• **Document section**:
And that’s what I’m finding people are doing. And so they’re creating solutions that are too, ill-defined not planned and too complex. They don’t have common security services. They’re using different encryption mechanisms, different identity access management mechanisms. I may find five directories that are there and eldap and active directory and things like that. 


And so when they deploy it, It did happen that way is because they’re a bunch of dev ops pods that are in essence, doing best of breed, selecting the cloud technology. And so their solution is going to be whatever they think [00:14:00] is going to be right at the time based on their own religious beliefs. And ultimately we end up with 50 different solutions. 


And then also we ended up with 50 different security parameters. No common security, no common directory. And guess what? We got a problem. We can’t operationalize that we can’t run a security system around that. So we have to back that up, and actually undo a lot of the work that’s been done and put in a common security system, common governance, common directory services, and bind everything back down to those things. 


And that seems the mistake that everybody’s making. So it’s not necessarily. Having security on the radar screen it’s that they don’t have a consistent common set of security on the radar. Oh, 


Ashish Rajan: right. So I guess everyone has the right intent, but they have multiple tools trying to solve the same. 


David Linthicum: Yeah, I mean, you and I, you know, create a pod within an enterprise. 


And then we’re told to come up with whatever technology solution we feel is going to be right for the application. And we’re not communicating with the other 50 pods within the company that are. You know, scrumming up and building things and doing all the things that Angela does. Then our security system by definition is [00:15:00] not going to be the same as everybody else’s. 


And then we throw it over to cloud ops to operationalize it. And guess why they’re like, we can’t do this. We have 50 different security systems. We have no common mechanism here, no management monitoring thing, no operational planning. And I think that’s the, that’s the biggest hurdle that we’re going over right now. 


I noticed that in 2019 cloud kind of plateaued. When I looked into why that was occurring. Mainly it’s because of the complexity issue, either operationalized, complexity, security, complexity, governance, complexity, just kind of hindering development and people are bouncing back and redoing a lot of the stuff.

• **Exercise tasks**:
1. Answer these from the cloud security transcript:
(a) How many different solutions does the speaker say companies end up with?
(b) Who is the work handed to so it can be operationalized?
(c) In what year does the speaker say cloud plateaued?
2. Rewrite part of the cloud security transcript, beginning at the words "And then we throw" and stopping after "of the stuff.". Put "leveled off" in place of "plateaued".

• **Provided material**:
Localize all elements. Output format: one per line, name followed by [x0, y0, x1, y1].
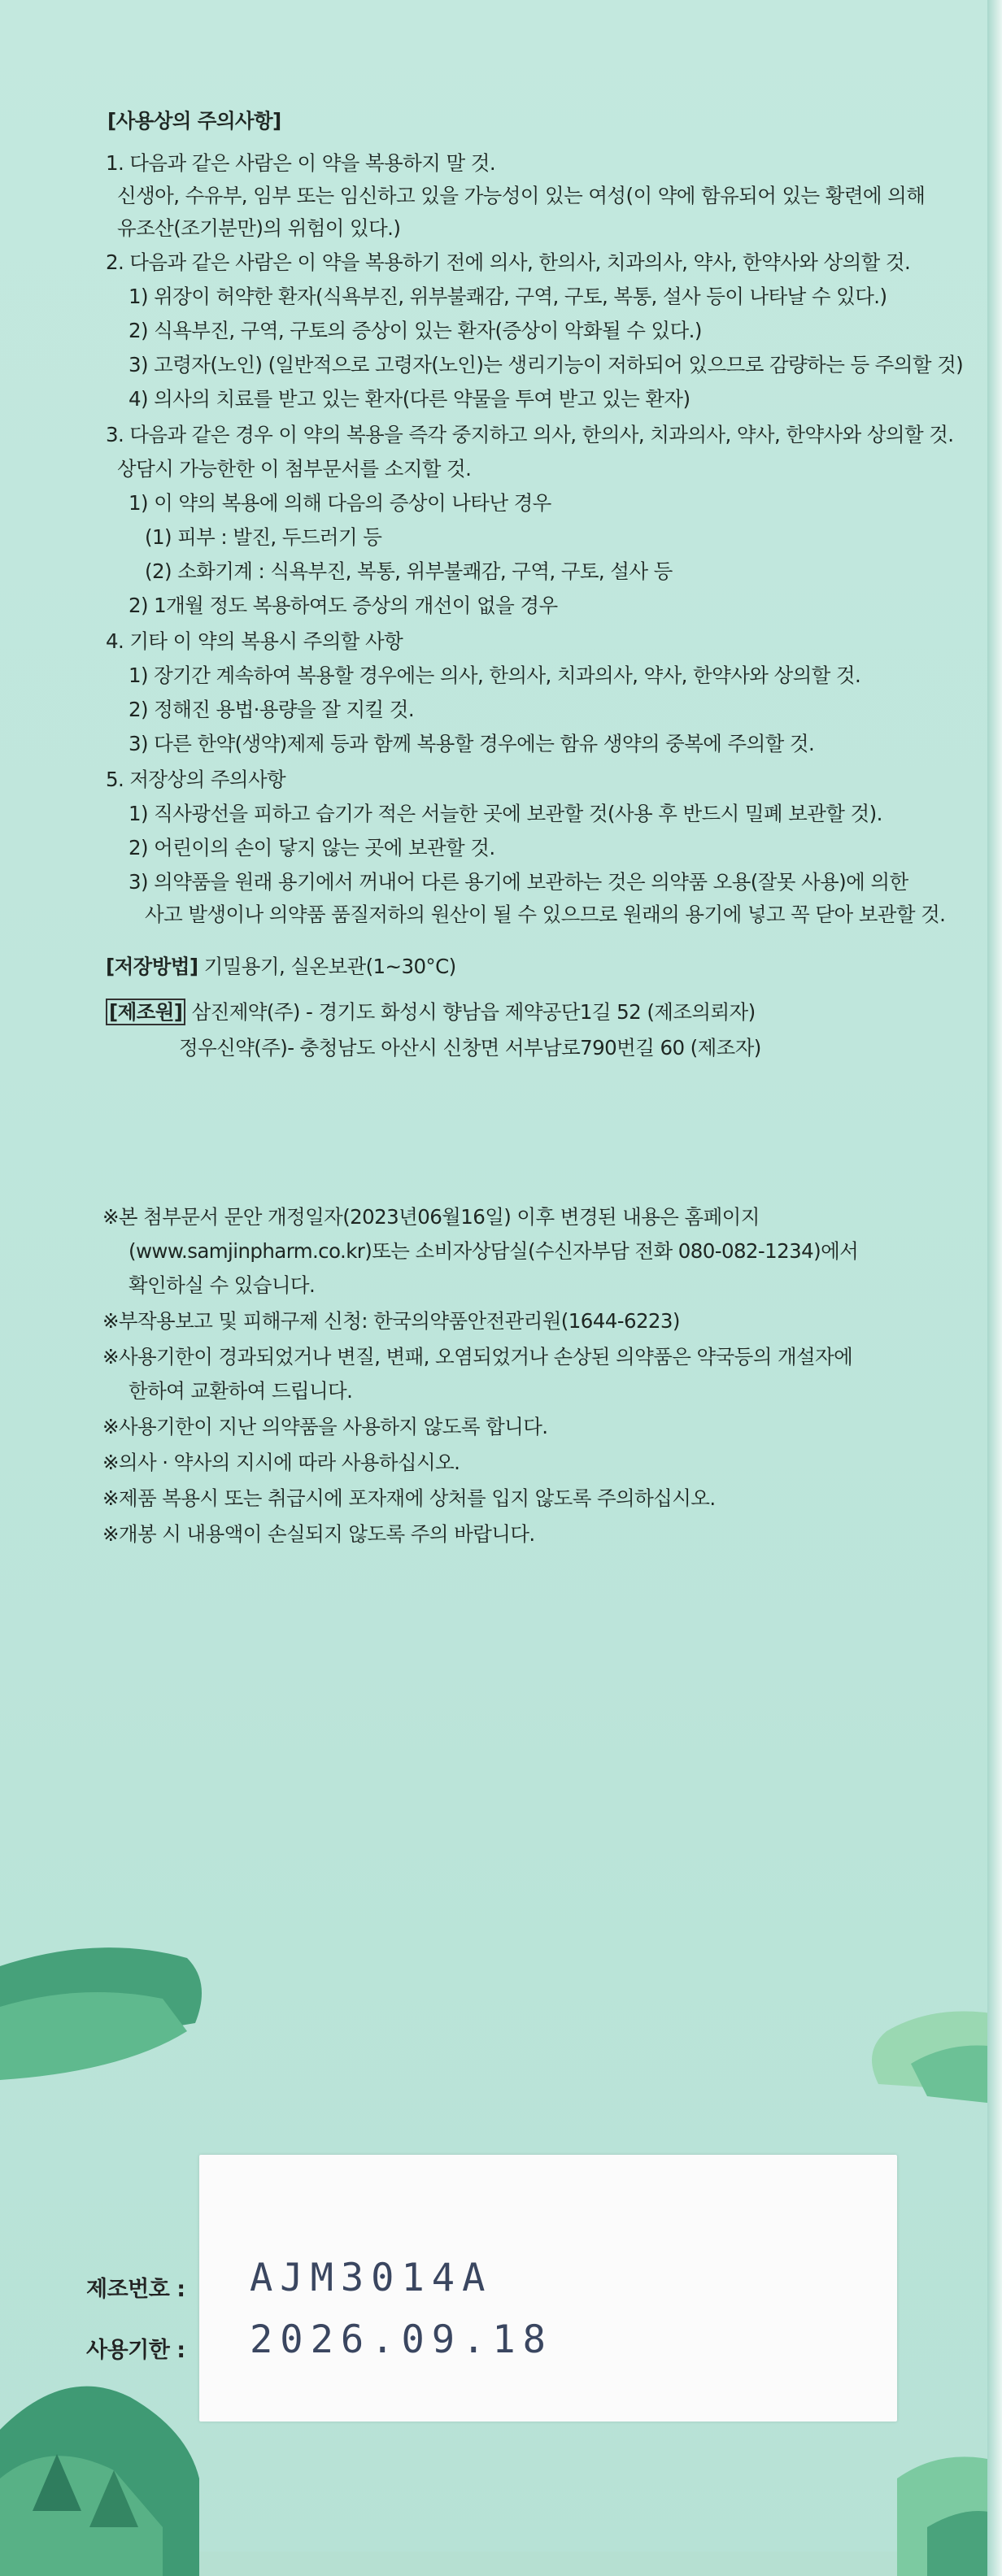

• **Responses to the exercise**:
1.
(a) 50
(b) Cloud ops
(c) 2019

2.
And then we throw it over to cloud ops to operationalize it. And guess why they’re like, we can’t do this. We have 50 different security systems. We have no common mechanism here, no management monitoring thing, no operational planning. And I think that’s the, that’s the biggest hurdle that we’re going over right now. 


I noticed that in 2019 cloud kind of leveled off. When I looked into why that was occurring. Mainly it’s because of the complexity issue, either operationalized, complexity, security, complexity, governance, complexity, just kind of hindering development and people are bouncing back and redoing a lot of the stuff.